Extracted data entries:
>> BEGIN
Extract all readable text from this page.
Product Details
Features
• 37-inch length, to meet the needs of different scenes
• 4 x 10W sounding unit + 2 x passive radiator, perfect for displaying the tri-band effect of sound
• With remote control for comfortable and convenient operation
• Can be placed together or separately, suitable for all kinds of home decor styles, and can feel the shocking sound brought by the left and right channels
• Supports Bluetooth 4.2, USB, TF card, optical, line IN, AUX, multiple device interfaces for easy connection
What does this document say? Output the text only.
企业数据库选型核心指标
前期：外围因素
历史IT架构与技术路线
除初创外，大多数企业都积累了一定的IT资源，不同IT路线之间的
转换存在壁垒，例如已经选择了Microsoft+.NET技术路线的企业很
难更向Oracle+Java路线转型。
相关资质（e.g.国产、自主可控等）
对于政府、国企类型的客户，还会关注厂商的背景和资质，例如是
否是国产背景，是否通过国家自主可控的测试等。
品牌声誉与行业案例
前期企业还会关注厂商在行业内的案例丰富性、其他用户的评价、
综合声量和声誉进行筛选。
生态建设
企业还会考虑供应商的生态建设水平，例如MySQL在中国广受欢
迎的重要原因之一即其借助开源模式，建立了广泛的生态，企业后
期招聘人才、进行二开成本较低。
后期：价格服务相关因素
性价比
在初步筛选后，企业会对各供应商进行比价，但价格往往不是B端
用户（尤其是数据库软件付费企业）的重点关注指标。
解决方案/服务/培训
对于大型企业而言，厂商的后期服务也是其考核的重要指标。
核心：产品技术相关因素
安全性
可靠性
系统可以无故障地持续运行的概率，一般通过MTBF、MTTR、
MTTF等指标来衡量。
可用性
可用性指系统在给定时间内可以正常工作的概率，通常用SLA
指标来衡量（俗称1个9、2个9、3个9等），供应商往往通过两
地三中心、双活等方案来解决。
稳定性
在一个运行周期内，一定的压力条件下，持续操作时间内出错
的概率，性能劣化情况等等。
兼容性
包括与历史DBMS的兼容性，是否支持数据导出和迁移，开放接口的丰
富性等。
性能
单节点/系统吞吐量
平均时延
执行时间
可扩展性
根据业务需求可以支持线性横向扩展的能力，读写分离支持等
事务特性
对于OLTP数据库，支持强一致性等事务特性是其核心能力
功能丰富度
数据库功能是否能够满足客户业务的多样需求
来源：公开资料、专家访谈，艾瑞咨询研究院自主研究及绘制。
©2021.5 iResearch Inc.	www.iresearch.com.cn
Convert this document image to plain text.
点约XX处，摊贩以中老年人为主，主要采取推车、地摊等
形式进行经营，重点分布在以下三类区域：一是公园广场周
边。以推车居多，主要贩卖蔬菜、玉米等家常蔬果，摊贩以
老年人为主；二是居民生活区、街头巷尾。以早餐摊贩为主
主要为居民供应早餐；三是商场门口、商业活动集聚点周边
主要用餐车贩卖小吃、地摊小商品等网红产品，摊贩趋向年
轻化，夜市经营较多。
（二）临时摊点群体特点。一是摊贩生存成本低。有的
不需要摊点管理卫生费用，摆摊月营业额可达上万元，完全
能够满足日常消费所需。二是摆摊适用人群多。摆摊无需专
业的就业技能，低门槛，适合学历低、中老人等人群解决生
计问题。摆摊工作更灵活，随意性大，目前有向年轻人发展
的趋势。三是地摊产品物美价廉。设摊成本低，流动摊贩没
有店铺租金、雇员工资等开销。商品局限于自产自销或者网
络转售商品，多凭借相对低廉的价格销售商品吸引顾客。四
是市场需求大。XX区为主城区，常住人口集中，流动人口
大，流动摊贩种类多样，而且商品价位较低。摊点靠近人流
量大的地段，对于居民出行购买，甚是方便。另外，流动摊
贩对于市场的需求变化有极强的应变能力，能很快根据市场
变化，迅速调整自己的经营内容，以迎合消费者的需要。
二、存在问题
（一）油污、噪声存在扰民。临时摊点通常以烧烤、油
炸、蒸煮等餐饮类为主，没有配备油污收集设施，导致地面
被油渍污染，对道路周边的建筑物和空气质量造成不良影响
>> END
### Set exercise:
All lines in the data that contain the word "document" should be copied.

### Answer to the task:
What does this document say? Output the text only.
Convert this document image to plain text.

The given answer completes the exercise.